**WORK INSTRUCTION**
Look through the entries for the string "Hydroxyproline", and copy each line that holds it.
━━━━━ AVAILABLE DATA ━━━━━
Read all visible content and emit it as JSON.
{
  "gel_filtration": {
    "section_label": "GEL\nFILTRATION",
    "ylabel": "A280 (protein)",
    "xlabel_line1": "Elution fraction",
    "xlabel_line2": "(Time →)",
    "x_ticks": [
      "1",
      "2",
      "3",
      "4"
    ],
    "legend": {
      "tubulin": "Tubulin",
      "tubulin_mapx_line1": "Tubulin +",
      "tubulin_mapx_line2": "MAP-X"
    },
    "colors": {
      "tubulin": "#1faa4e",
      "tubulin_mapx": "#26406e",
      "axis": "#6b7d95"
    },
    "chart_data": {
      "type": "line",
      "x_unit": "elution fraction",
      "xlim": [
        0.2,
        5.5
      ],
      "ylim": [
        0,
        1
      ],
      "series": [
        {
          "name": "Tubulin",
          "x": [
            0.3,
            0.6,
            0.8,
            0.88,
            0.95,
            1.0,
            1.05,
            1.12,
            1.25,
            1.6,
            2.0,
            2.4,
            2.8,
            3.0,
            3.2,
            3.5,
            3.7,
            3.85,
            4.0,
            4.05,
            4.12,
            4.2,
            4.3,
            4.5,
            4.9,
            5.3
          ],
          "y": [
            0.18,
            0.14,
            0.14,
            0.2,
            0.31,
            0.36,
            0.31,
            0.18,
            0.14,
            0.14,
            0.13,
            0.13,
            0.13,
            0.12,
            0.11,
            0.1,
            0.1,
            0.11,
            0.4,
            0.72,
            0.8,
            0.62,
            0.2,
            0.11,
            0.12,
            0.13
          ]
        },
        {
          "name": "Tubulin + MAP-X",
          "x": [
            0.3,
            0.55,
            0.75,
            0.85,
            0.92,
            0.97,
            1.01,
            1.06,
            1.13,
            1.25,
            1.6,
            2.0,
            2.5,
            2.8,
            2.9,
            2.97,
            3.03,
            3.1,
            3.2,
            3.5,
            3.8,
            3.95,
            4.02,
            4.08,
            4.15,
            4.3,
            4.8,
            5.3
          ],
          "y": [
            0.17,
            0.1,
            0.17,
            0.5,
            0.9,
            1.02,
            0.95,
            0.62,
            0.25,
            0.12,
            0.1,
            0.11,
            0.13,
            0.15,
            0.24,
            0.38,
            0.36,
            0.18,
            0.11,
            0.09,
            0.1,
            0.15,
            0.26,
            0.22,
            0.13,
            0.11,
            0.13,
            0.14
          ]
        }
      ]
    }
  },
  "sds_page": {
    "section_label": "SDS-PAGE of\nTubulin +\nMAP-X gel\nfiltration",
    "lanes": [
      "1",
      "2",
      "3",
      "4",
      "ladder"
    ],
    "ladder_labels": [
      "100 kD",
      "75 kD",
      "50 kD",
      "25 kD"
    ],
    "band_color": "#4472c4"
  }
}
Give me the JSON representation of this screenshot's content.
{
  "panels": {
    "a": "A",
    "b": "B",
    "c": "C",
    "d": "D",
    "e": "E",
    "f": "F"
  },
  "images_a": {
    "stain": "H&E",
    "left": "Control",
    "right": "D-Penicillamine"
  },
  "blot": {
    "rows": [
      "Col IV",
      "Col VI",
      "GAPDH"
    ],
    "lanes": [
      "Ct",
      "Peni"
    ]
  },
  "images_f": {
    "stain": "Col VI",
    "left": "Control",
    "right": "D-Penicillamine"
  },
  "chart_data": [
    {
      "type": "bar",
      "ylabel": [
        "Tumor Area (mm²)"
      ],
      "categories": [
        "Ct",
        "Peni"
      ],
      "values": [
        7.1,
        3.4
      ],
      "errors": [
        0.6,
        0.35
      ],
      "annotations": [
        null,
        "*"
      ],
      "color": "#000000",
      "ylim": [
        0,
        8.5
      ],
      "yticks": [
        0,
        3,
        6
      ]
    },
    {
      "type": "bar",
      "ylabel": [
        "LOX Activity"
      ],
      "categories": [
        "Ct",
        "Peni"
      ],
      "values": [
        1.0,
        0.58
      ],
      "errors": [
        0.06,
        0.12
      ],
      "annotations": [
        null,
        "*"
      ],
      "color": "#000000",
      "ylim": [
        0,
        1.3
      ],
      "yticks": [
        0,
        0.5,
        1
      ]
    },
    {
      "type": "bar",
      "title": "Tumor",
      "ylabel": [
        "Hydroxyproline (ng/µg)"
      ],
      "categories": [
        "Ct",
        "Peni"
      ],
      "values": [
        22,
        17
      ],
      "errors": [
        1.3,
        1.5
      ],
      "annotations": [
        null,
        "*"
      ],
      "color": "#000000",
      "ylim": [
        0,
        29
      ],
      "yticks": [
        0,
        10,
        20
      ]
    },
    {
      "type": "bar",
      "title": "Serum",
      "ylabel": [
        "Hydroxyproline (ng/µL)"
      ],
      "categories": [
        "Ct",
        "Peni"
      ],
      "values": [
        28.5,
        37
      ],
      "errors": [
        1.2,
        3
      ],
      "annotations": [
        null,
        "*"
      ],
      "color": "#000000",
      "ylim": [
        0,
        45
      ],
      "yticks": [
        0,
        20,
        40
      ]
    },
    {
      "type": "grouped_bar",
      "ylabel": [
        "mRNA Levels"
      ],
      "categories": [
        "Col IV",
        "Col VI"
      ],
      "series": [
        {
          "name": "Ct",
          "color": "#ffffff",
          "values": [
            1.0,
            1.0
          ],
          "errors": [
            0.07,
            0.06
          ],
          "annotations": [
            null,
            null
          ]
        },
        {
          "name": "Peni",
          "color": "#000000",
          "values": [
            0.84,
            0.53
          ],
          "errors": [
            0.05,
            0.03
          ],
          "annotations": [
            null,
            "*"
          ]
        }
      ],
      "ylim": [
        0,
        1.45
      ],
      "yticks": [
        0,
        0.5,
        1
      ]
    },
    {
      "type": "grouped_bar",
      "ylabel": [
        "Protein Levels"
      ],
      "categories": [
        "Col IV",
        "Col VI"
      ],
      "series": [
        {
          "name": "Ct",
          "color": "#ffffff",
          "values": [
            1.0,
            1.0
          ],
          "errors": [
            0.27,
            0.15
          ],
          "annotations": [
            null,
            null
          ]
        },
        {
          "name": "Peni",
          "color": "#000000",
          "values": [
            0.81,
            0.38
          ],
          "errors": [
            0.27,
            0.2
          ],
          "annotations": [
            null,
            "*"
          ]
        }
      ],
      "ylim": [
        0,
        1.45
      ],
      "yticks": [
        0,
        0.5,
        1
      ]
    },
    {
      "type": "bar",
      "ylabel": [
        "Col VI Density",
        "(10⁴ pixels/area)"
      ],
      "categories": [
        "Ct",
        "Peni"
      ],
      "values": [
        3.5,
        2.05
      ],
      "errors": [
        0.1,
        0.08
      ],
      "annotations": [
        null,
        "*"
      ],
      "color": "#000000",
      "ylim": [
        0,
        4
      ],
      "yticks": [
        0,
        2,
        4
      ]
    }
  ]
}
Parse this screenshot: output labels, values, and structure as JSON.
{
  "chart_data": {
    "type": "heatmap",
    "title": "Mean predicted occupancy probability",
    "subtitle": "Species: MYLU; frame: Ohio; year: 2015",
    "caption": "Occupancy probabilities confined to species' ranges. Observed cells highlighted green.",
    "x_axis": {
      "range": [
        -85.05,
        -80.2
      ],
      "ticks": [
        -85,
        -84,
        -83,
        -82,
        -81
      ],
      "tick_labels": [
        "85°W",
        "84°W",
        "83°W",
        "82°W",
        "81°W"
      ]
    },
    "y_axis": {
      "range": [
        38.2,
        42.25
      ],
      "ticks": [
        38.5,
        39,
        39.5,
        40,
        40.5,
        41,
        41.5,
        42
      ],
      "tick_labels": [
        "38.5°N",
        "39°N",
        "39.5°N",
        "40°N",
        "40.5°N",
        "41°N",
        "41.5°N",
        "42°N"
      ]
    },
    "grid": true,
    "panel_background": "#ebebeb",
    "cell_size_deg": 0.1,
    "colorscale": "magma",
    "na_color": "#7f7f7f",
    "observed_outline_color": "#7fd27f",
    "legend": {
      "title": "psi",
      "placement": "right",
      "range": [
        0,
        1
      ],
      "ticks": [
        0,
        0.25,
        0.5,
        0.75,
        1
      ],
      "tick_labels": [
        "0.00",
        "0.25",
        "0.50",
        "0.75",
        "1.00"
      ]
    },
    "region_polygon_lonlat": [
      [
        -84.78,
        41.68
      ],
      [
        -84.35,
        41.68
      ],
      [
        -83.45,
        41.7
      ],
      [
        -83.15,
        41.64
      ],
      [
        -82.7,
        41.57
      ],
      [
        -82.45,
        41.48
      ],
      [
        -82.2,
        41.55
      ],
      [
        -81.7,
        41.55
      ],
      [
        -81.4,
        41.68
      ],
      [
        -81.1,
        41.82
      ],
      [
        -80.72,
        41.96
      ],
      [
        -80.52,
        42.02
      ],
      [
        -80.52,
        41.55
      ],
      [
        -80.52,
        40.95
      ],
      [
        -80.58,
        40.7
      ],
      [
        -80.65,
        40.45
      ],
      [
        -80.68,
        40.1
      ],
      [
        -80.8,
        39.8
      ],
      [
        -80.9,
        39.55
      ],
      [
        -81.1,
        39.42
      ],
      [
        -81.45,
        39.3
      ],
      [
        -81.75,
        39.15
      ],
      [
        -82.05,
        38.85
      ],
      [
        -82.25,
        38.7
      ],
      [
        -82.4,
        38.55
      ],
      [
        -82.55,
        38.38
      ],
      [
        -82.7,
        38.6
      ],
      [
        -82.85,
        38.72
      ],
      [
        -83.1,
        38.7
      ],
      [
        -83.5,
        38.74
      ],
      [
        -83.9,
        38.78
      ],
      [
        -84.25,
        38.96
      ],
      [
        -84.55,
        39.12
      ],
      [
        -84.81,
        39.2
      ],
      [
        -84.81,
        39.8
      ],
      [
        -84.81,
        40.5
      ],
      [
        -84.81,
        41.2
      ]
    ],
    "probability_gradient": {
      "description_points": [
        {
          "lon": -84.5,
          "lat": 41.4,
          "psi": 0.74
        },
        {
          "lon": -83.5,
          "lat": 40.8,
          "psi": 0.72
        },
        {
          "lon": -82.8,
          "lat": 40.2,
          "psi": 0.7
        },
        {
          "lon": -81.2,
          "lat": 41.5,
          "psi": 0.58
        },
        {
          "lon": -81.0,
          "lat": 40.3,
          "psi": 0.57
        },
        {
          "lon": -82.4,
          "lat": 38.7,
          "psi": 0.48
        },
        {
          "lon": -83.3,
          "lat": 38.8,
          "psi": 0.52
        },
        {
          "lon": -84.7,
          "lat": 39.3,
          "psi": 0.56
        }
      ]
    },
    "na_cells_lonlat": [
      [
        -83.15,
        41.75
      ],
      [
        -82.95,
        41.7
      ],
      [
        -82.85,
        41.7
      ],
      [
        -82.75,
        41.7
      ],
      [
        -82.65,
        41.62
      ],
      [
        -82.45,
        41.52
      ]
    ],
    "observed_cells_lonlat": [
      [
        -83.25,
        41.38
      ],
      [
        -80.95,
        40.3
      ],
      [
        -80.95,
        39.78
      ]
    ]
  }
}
━━━━━
**ANSWER TO THE PROBLEM**
        "Hydroxyproline (ng/µg)"
        "Hydroxyproline (ng/µL)"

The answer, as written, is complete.